### Your goal
Show only lines that include "Ποιος".

------------------------------------------------------------------------

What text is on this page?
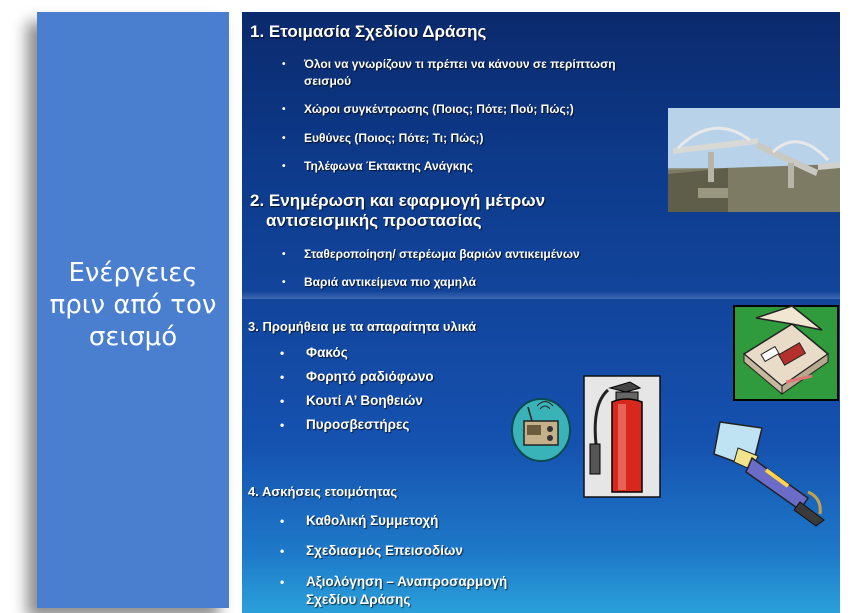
Ενέργειες
πριν από τον
σεισμό
1. Ετοιμασία Σχεδίου Δράσης
• Όλοι να γνωρίζουν τι πρέπει να κάνουν σε περίπτωση
σεισμού
• Χώροι συγκέντρωσης (Ποιος; Πότε; Πού; Πώς;)
• Ευθύνες (Ποιος; Πότε; Τι; Πώς;)
• Τηλέφωνα Έκτακτης Ανάγκης
2. Ενημέρωση και εφαρμογή μέτρων
αντισεισμικής προστασίας
• Σταθεροποίηση/ στερέωμα βαριών αντικειμένων
• Βαριά αντικείμενα πιο χαμηλά
3. Προμήθεια με τα απαραίτητα υλικά
• Φακός
• Φορητό ραδιόφωνο
• Κουτί Α’ Βοηθειών
• Πυροσβεστήρες
4. Ασκήσεις ετοιμότητας
• Καθολική Συμμετοχή
• Σχεδιασμός Επεισοδίων
• Αξιολόγηση – Αναπροσαρμογή
Σχεδίου Δράσης
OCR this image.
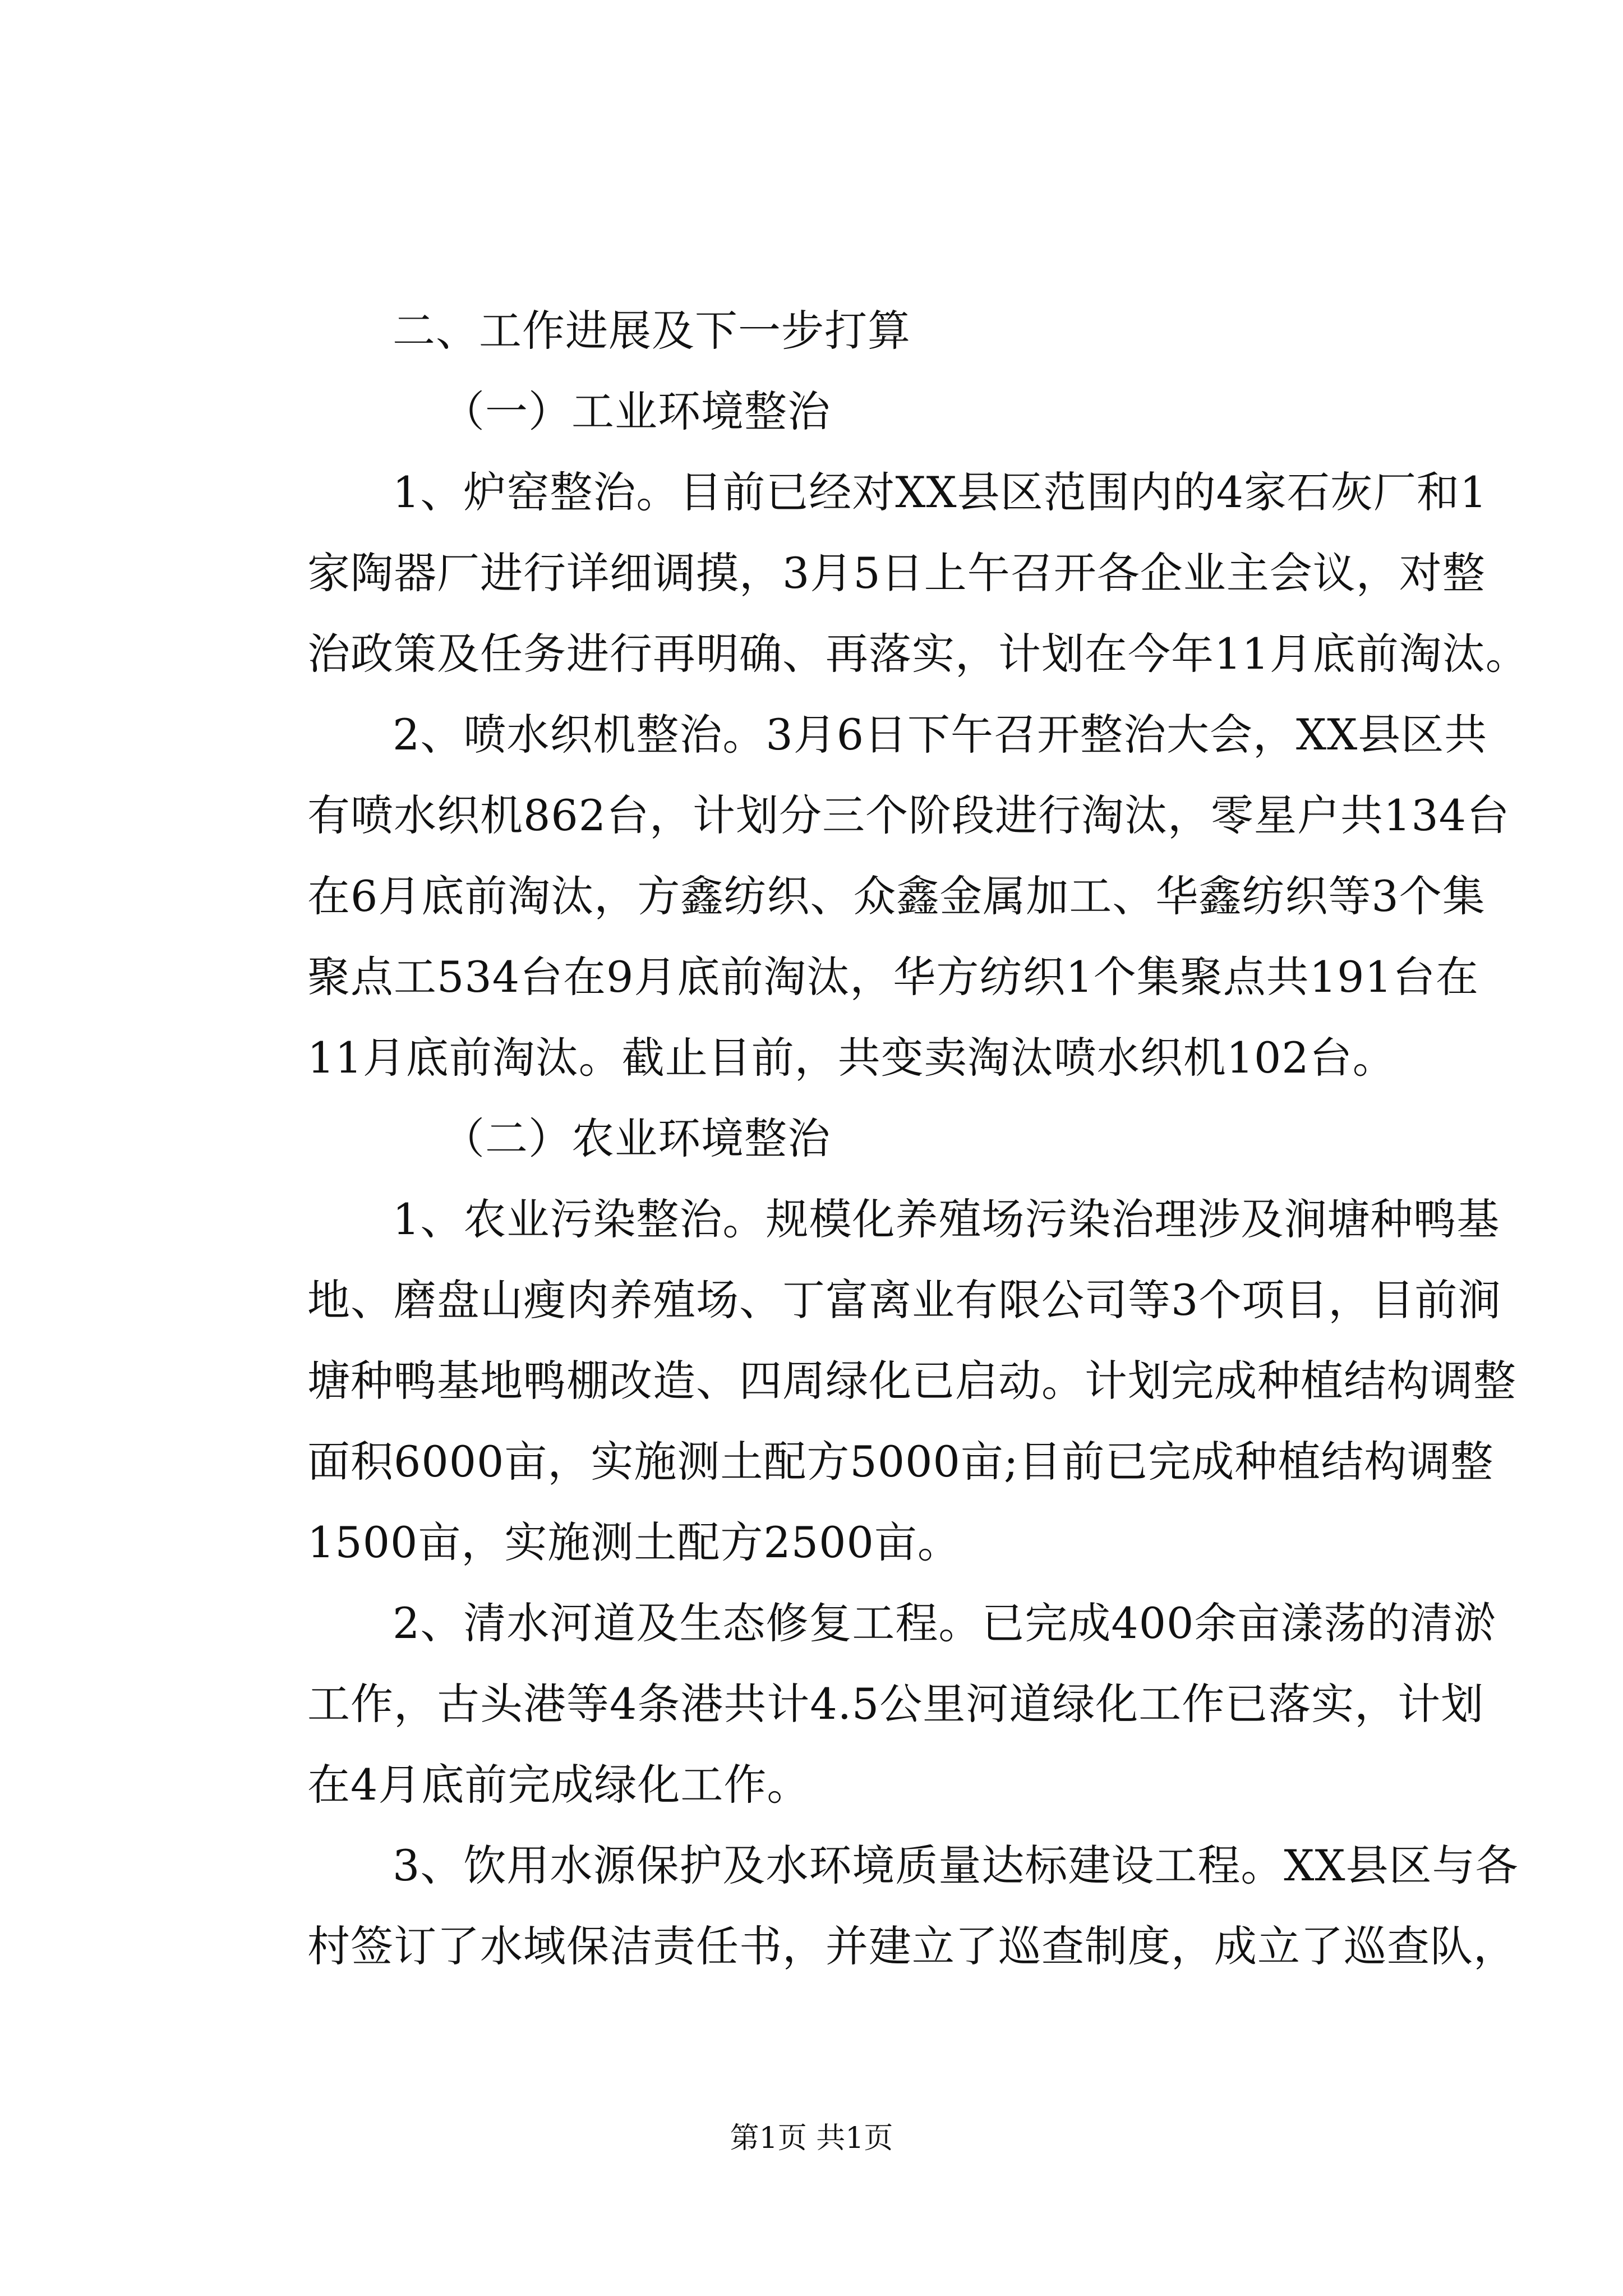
二、工作进展及下一步打算
（一）工业环境整治
1、炉窑整治。目前已经对XX县区范围内的4家石灰厂和1
家陶器厂进行详细调摸，3月5日上午召开各企业主会议，对整
治政策及任务进行再明确、再落实，计划在今年11月底前淘汰。
2、喷水织机整治。3月6日下午召开整治大会，XX县区共
有喷水织机862台，计划分三个阶段进行淘汰，零星户共134台
在6月底前淘汰，方鑫纺织、众鑫金属加工、华鑫纺织等3个集
聚点工534台在9月底前淘汰，华方纺织1个集聚点共191台在
11月底前淘汰。截止目前，共变卖淘汰喷水织机102台。
（二）农业环境整治
1、农业污染整治。规模化养殖场污染治理涉及涧塘种鸭基
地、磨盘山瘦肉养殖场、丁富离业有限公司等3个项目，目前涧
塘种鸭基地鸭棚改造、四周绿化已启动。计划完成种植结构调整
面积6000亩，实施测土配方5000亩;目前已完成种植结构调整
1500亩，实施测土配方2500亩。
2、清水河道及生态修复工程。已完成400余亩漾荡的清淤
工作，古头港等4条港共计4.5公里河道绿化工作已落实，计划
在4月底前完成绿化工作。
3、饮用水源保护及水环境质量达标建设工程。XX县区与各
村签订了水域保洁责任书，并建立了巡查制度，成立了巡查队，
第1页 共1页
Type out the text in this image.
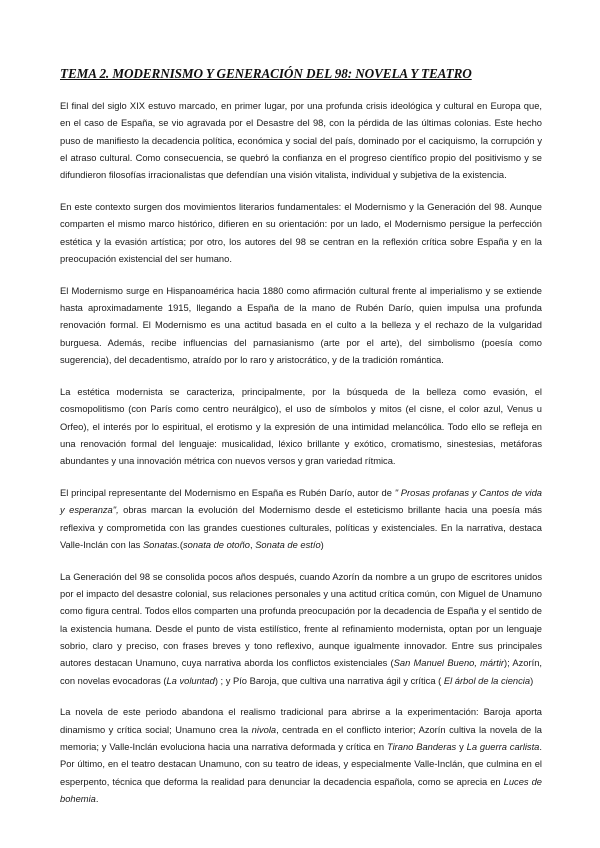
TEMA 2. MODERNISMO Y GENERACIÓN DEL 98: NOVELA Y TEATRO

El final del siglo XIX estuvo marcado, en primer lugar, por una profunda crisis ideológica y cultural en Europa que, en el caso de España, se vio agravada por el Desastre del 98, con la pérdida de las últimas colonias. Este hecho puso de manifiesto la decadencia política, económica y social del país, dominado por el caciquismo, la corrupción y el atraso cultural. Como consecuencia, se quebró la confianza en el progreso científico propio del positivismo y se difundieron filosofías irracionalistas que defendían una visión vitalista, individual y subjetiva de la existencia.

En este contexto surgen dos movimientos literarios fundamentales: el Modernismo y la Generación del 98. Aunque comparten el mismo marco histórico, difieren en su orientación: por un lado, el Modernismo persigue la perfección estética y la evasión artística; por otro, los autores del 98 se centran en la reflexión crítica sobre España y en la preocupación existencial del ser humano.

El Modernismo surge en Hispanoamérica hacia 1880 como afirmación cultural frente al imperialismo y se extiende hasta aproximadamente 1915, llegando a España de la mano de Rubén Darío, quien impulsa una profunda renovación formal. El Modernismo es una actitud basada en el culto a la belleza y el rechazo de la vulgaridad burguesa. Además, recibe influencias del parnasianismo (arte por el arte), del simbolismo (poesía como sugerencia), del decadentismo, atraído por lo raro y aristocrático, y de la tradición romántica.

La estética modernista se caracteriza, principalmente, por la búsqueda de la belleza como evasión, el cosmopolitismo (con París como centro neurálgico), el uso de símbolos y mitos (el cisne, el color azul, Venus u Orfeo), el interés por lo espiritual, el erotismo y la expresión de una intimidad melancólica. Todo ello se refleja en una renovación formal del lenguaje: musicalidad, léxico brillante y exótico, cromatismo, sinestesias, metáforas abundantes y una innovación métrica con nuevos versos y gran variedad rítmica.

El principal representante del Modernismo en España es Rubén Darío, autor de " Prosas profanas y Cantos de vida y esperanza", obras marcan la evolución del Modernismo desde el esteticismo brillante hacia una poesía más reflexiva y comprometida con las grandes cuestiones culturales, políticas y existenciales. En la narrativa, destaca Valle-Inclán con las Sonatas.(sonata de otoño, Sonata de estío)

La Generación del 98 se consolida pocos años después, cuando Azorín da nombre a un grupo de escritores unidos por el impacto del desastre colonial, sus relaciones personales y una actitud crítica común, con Miguel de Unamuno como figura central. Todos ellos comparten una profunda preocupación por la decadencia de España y el sentido de la existencia humana. Desde el punto de vista estilístico, frente al refinamiento modernista, optan por un lenguaje sobrio, claro y preciso, con frases breves y tono reflexivo, aunque igualmente innovador. Entre sus principales autores destacan Unamuno, cuya narrativa aborda los conflictos existenciales (San Manuel Bueno, mártir); Azorín, con novelas evocadoras (La voluntad) ; y Pío Baroja, que cultiva una narrativa ágil y crítica ( El árbol de la ciencia)

La novela de este periodo abandona el realismo tradicional para abrirse a la experimentación: Baroja aporta dinamismo y crítica social; Unamuno crea la nivola, centrada en el conflicto interior; Azorín cultiva la novela de la memoria; y Valle-Inclán evoluciona hacia una narrativa deformada y crítica en Tirano Banderas y La guerra carlista. Por último, en el teatro destacan Unamuno, con su teatro de ideas, y especialmente Valle-Inclán, que culmina en el esperpento, técnica que deforma la realidad para denunciar la decadencia española, como se aprecia en Luces de bohemia.
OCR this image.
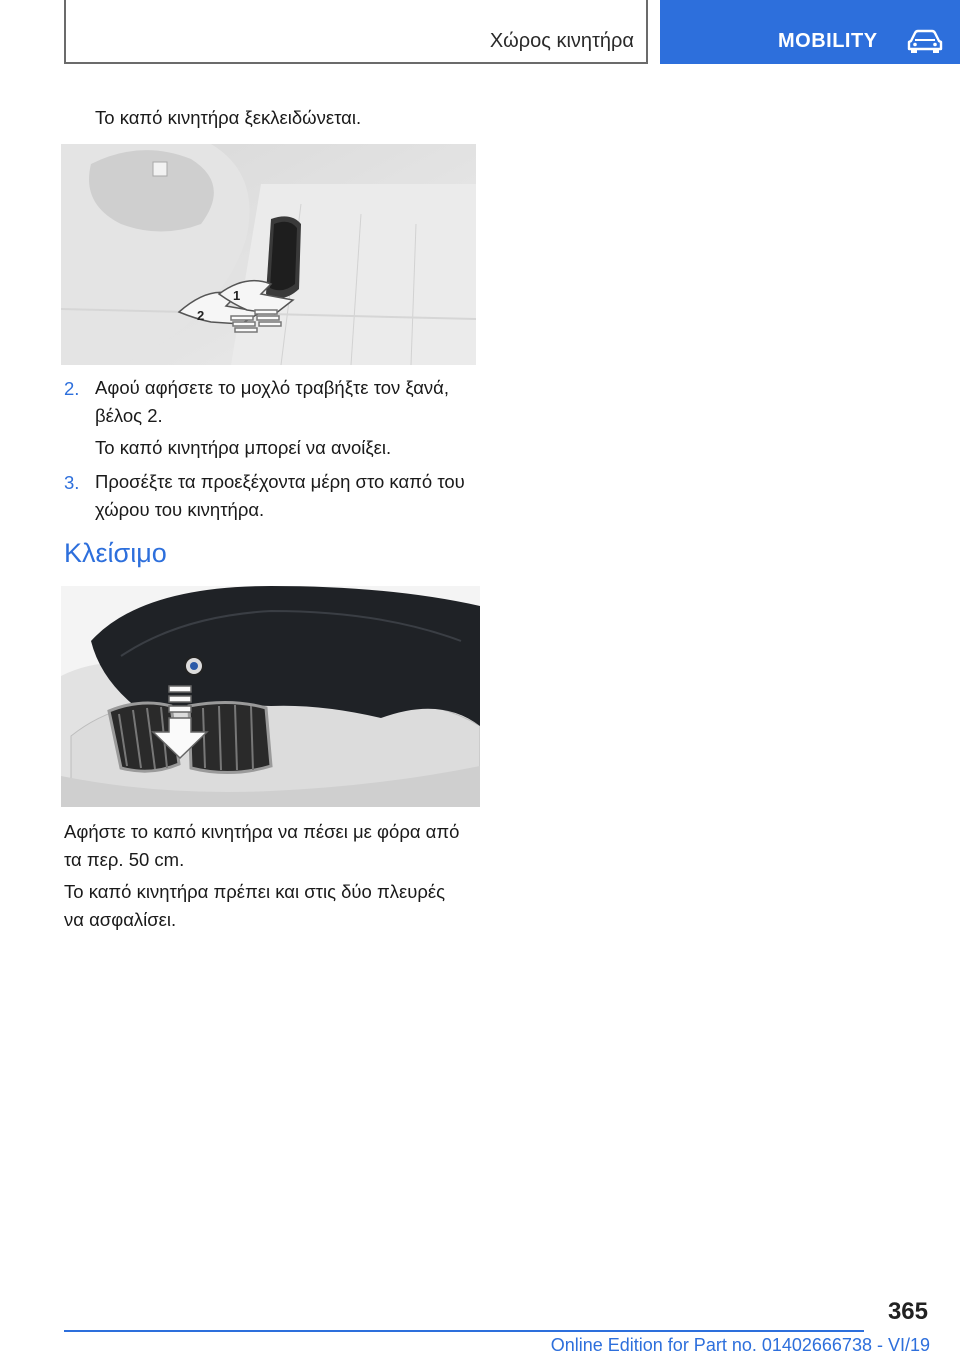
Χώρος κινητήρα	MOBILITY
Το καπό κινητήρα ξεκλειδώνεται.
2
1
2. Αφού αφήσετε το μοχλό τραβήξτε τον ξανά,
βέλος 2.
Το καπό κινητήρα μπορεί να ανοίξει.
3. Προσέξτε τα προεξέχοντα μέρη στο καπό του
χώρου του κινητήρα.
Κλείσιμο
Αφήστε το καπό κινητήρα να πέσει με φόρα από
τα περ. 50 cm.
Το καπό κινητήρα πρέπει και στις δύο πλευρές
να ασφαλίσει.
365
Online Edition for Part no. 01402666738 - VI/19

------------------------------------------------------------------------

### Result
• Χώροι συγκέντρωσης (Ποιος; Πότε; Πού; Πώς;)
• Ευθύνες (Ποιος; Πότε; Τι; Πώς;)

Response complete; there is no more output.